(Recorded data)
__________

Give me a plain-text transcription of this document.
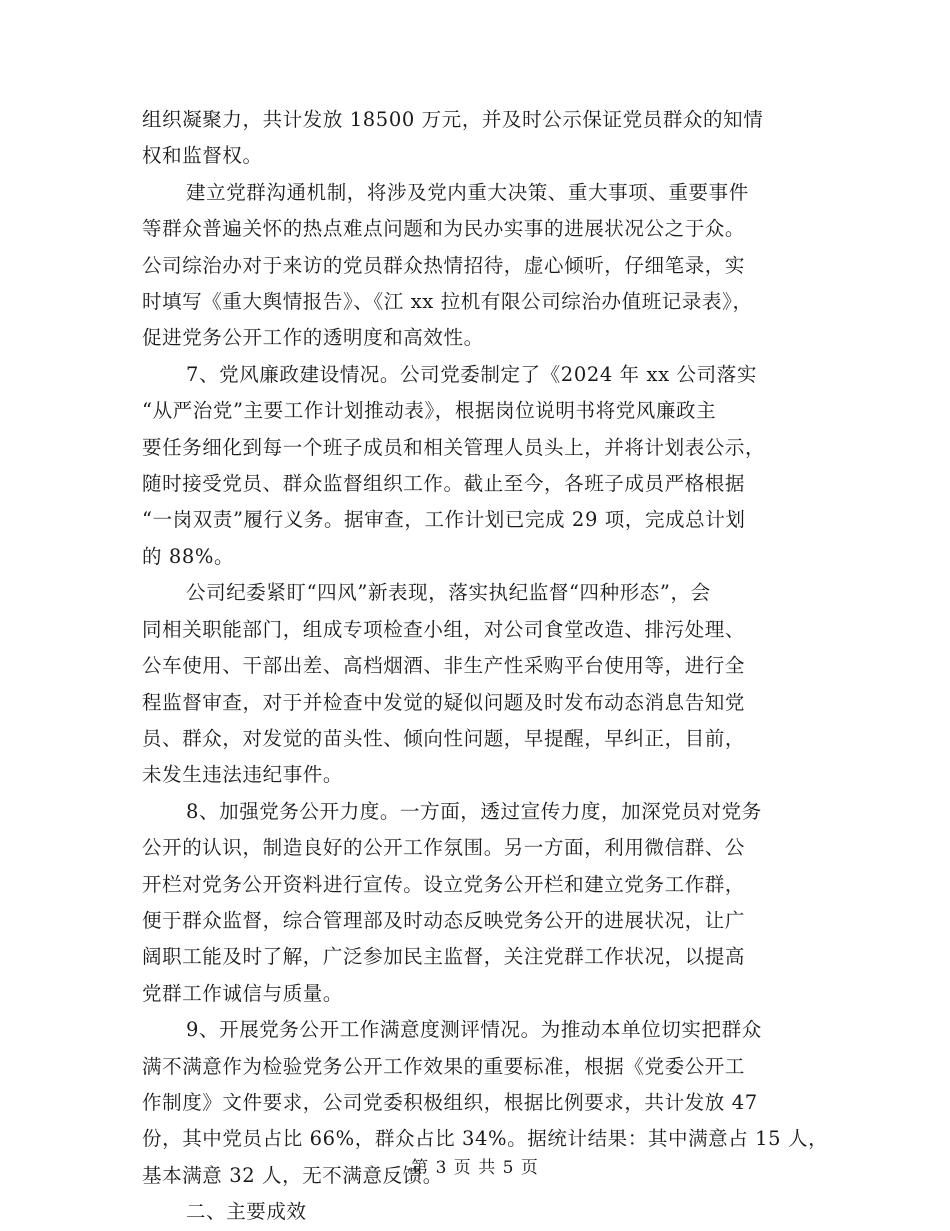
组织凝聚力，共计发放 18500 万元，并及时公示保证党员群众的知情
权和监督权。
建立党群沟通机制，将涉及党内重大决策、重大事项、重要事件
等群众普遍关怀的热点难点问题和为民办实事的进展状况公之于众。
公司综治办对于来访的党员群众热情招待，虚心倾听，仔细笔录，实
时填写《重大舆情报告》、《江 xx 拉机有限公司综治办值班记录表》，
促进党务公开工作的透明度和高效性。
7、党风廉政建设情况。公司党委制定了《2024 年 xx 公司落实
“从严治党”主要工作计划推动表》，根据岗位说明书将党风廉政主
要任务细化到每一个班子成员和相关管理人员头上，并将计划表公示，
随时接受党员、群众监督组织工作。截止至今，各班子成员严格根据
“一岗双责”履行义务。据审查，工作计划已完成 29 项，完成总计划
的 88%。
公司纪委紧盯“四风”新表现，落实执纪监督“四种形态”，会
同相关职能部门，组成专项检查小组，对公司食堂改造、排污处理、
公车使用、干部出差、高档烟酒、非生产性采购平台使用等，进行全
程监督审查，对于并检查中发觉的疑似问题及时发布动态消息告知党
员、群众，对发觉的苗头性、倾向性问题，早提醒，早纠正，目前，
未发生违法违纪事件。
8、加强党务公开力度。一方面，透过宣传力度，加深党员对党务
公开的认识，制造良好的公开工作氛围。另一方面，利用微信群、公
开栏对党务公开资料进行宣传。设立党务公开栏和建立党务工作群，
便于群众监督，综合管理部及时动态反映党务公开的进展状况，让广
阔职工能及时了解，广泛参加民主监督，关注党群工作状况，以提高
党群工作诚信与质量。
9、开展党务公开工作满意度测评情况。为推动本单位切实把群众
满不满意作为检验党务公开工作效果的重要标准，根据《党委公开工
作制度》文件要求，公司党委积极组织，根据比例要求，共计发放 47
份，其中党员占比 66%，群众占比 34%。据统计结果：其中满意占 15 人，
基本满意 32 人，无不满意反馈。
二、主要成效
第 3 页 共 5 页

__________

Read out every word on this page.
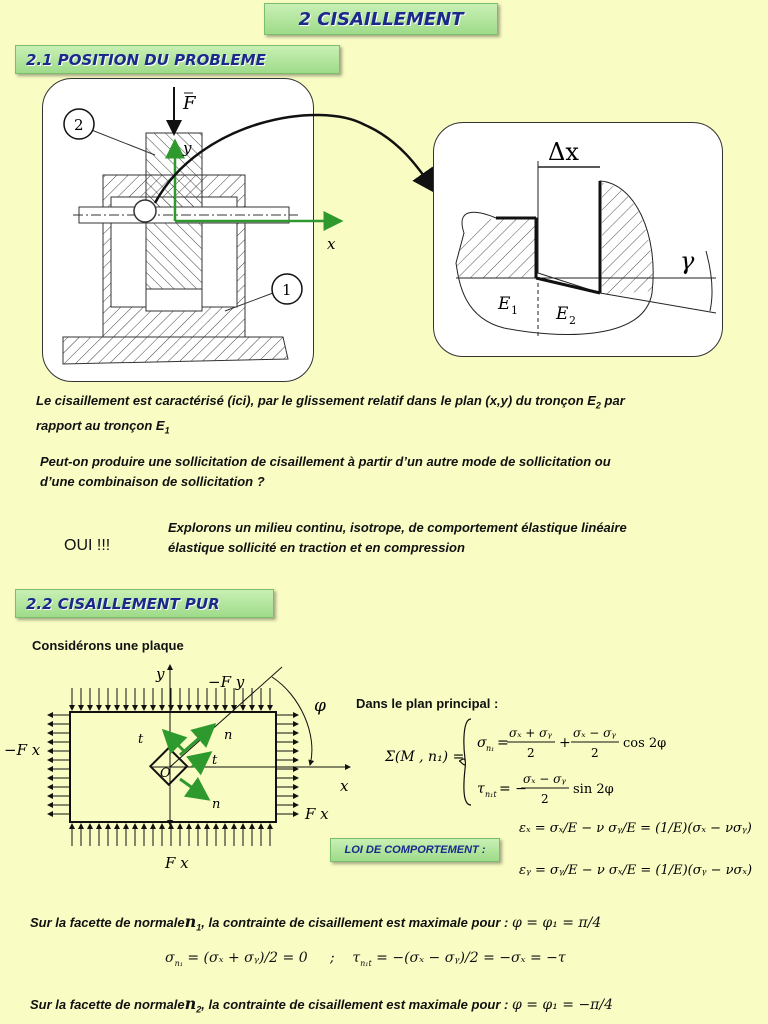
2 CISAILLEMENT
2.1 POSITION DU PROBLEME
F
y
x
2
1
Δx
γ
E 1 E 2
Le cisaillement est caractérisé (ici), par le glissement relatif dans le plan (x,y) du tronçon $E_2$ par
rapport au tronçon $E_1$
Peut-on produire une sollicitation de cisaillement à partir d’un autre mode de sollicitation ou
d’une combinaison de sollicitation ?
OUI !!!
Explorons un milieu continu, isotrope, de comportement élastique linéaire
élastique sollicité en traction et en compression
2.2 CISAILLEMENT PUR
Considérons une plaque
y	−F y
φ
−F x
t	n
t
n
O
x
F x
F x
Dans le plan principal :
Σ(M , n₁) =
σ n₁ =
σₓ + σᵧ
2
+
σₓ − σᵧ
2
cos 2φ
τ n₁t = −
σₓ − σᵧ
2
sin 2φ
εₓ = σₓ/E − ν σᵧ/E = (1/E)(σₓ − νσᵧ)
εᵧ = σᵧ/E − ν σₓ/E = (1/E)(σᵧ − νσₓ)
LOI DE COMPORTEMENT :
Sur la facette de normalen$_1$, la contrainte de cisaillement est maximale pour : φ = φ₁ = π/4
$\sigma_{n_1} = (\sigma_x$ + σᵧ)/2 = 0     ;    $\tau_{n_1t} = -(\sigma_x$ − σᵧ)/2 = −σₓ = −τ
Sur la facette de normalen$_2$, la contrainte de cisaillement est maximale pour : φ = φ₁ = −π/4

__________

> **Request**
Each line containing "共计发放" counts once; state the total number of such lines and nothing else.

> **Correct response**
2